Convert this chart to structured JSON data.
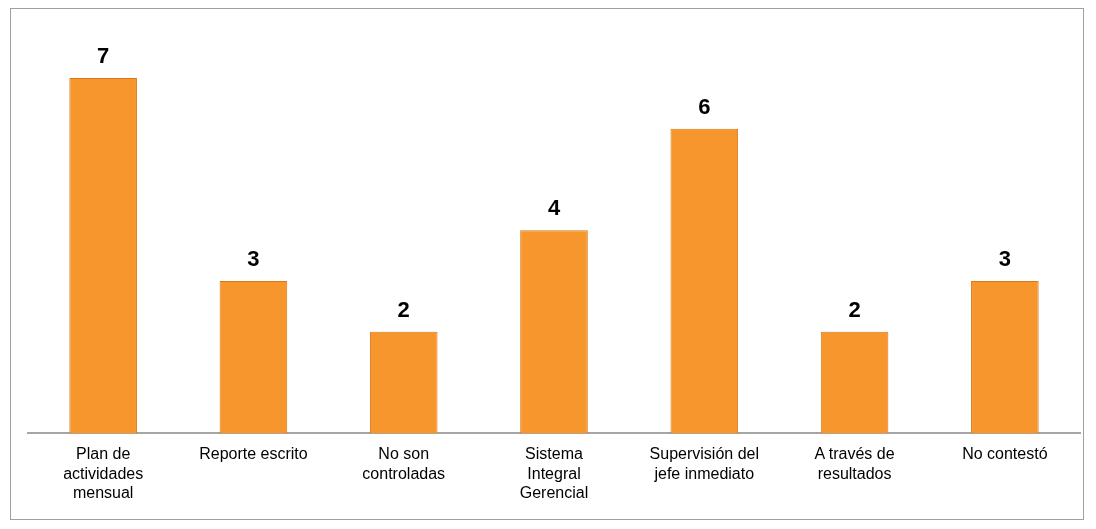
{
  "chart_data": {
    "type": "bar",
    "categories": [
      "Plan de actividades mensual",
      "Reporte escrito",
      "No son controladas",
      "Sistema Integral Gerencial",
      "Supervisión del jefe inmediato",
      "A través de resultados",
      "No contestó"
    ],
    "values": [
      7,
      3,
      2,
      4,
      6,
      2,
      3
    ],
    "color": "#f7962c",
    "data_labels": true,
    "grid": false,
    "legend": false
  }
}
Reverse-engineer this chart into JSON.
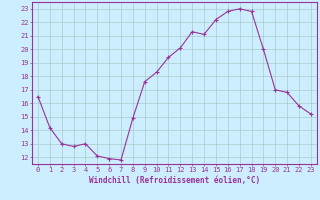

* * * * * * *

Copy the material above in full and exactly, skipping pictures.

Convert this chart to structured JSON data.
{
  "chart_data": {
    "type": "bar",
    "categories": [
      "Plan de actividades mensual",
      "Reporte escrito",
      "No son controladas",
      "Sistema Integral Gerencial",
      "Supervisión del jefe inmediato",
      "A través de resultados",
      "No contestó"
    ],
    "values": [
      7,
      3,
      2,
      4,
      6,
      2,
      3
    ],
    "color": "#f7962c",
    "data_labels": true,
    "grid": false,
    "legend": false
  }
}
Reverse-engineer this chart into JSON.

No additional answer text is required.